*** Available records

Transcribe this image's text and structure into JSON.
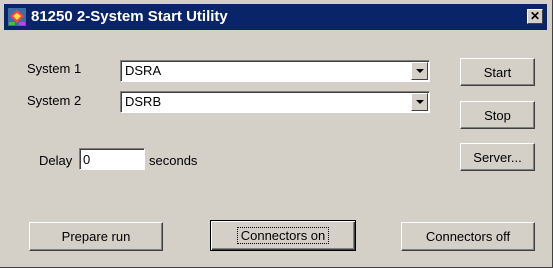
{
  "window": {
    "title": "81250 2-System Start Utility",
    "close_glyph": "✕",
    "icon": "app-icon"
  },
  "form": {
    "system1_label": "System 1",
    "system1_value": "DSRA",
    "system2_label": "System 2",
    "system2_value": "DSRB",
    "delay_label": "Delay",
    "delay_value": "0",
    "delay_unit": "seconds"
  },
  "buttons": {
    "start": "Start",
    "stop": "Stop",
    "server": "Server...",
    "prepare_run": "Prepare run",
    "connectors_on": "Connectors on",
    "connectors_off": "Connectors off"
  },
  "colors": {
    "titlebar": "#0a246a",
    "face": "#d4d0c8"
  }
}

******

> _Task details_
Pick out all lines containing the string "Connectors".

> _Final result_
    "connectors_on": "Connectors on",
    "connectors_off": "Connectors off"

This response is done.